_EXERCISE PROMPT_:
Restate the records that follow word for word; no pictures should appear.

Part of a data file:

↓

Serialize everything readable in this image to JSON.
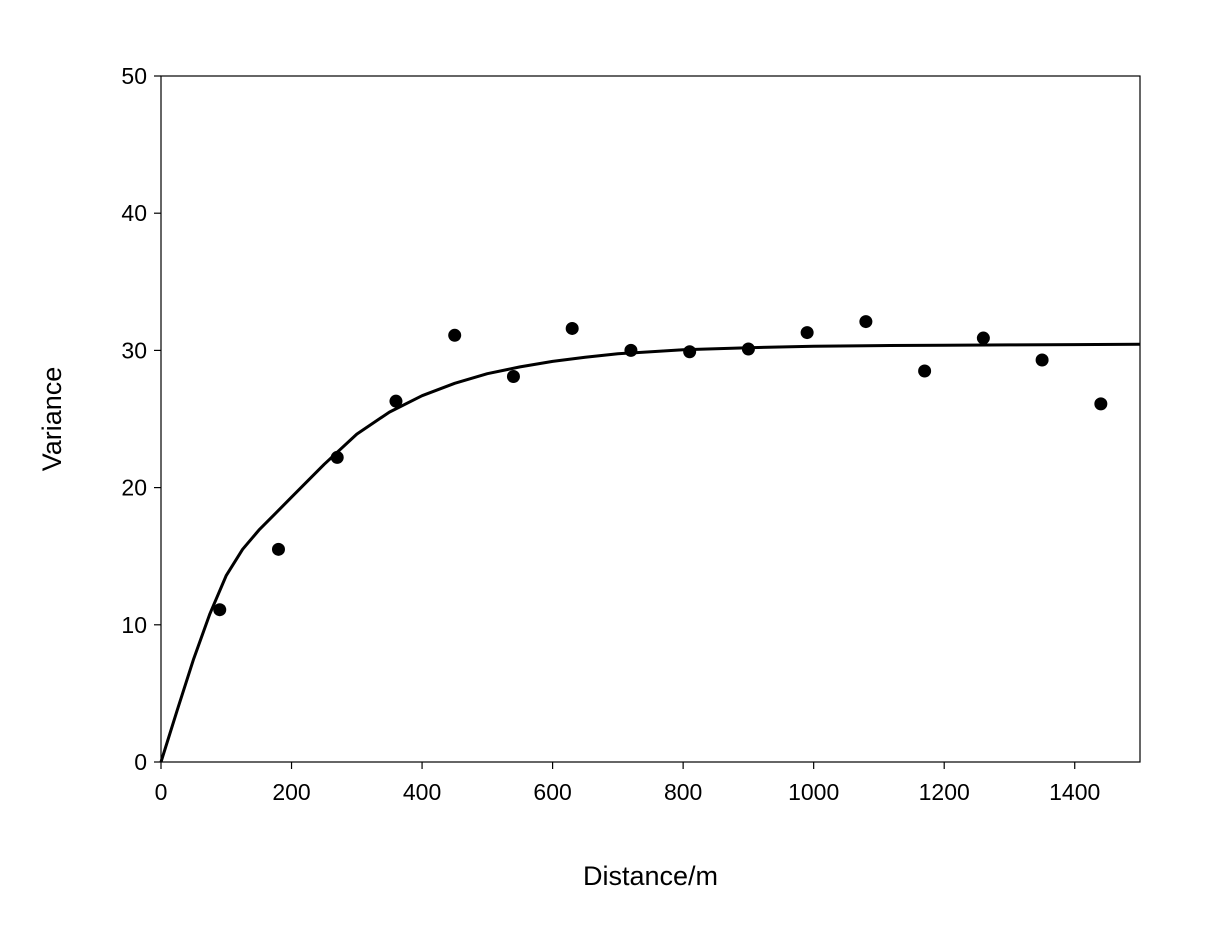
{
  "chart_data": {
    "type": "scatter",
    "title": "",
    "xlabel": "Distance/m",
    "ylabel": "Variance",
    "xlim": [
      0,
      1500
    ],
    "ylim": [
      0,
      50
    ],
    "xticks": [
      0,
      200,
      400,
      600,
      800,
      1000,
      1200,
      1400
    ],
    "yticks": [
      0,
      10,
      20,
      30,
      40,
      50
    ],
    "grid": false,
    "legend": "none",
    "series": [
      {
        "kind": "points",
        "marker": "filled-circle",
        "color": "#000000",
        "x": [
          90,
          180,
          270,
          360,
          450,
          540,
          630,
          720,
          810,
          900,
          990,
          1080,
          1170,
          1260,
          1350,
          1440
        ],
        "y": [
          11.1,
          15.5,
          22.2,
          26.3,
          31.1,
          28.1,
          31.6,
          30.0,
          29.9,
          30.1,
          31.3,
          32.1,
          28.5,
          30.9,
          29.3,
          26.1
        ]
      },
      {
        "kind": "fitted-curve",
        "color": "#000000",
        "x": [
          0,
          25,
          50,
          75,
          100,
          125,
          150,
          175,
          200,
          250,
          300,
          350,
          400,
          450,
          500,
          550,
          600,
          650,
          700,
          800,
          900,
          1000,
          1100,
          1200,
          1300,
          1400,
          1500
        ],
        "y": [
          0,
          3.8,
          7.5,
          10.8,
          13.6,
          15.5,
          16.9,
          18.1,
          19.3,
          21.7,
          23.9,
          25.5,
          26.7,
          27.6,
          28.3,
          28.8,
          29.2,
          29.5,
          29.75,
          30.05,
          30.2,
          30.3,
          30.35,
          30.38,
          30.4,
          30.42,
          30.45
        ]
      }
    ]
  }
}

↑

_RESULT FOR THIS EXERCISE_:
Serialize everything readable in this image to JSON.
{
  "chart_data": {
    "type": "scatter",
    "title": "",
    "xlabel": "Distance/m",
    "ylabel": "Variance",
    "xlim": [
      0,
      1500
    ],
    "ylim": [
      0,
      50
    ],
    "xticks": [
      0,
      200,
      400,
      600,
      800,
      1000,
      1200,
      1400
    ],
    "yticks": [
      0,
      10,
      20,
      30,
      40,
      50
    ],
    "grid": false,
    "legend": "none",
    "series": [
      {
        "kind": "points",
        "marker": "filled-circle",
        "color": "#000000",
        "x": [
          90,
          180,
          270,
          360,
          450,
          540,
          630,
          720,
          810,
          900,
          990,
          1080,
          1170,
          1260,
          1350,
          1440
        ],
        "y": [
          11.1,
          15.5,
          22.2,
          26.3,
          31.1,
          28.1,
          31.6,
          30.0,
          29.9,
          30.1,
          31.3,
          32.1,
          28.5,
          30.9,
          29.3,
          26.1
        ]
      },
      {
        "kind": "fitted-curve",
        "color": "#000000",
        "x": [
          0,
          25,
          50,
          75,
          100,
          125,
          150,
          175,
          200,
          250,
          300,
          350,
          400,
          450,
          500,
          550,
          600,
          650,
          700,
          800,
          900,
          1000,
          1100,
          1200,
          1300,
          1400,
          1500
        ],
        "y": [
          0,
          3.8,
          7.5,
          10.8,
          13.6,
          15.5,
          16.9,
          18.1,
          19.3,
          21.7,
          23.9,
          25.5,
          26.7,
          27.6,
          28.3,
          28.8,
          29.2,
          29.5,
          29.75,
          30.05,
          30.2,
          30.3,
          30.35,
          30.38,
          30.4,
          30.42,
          30.45
        ]
      }
    ]
  }
}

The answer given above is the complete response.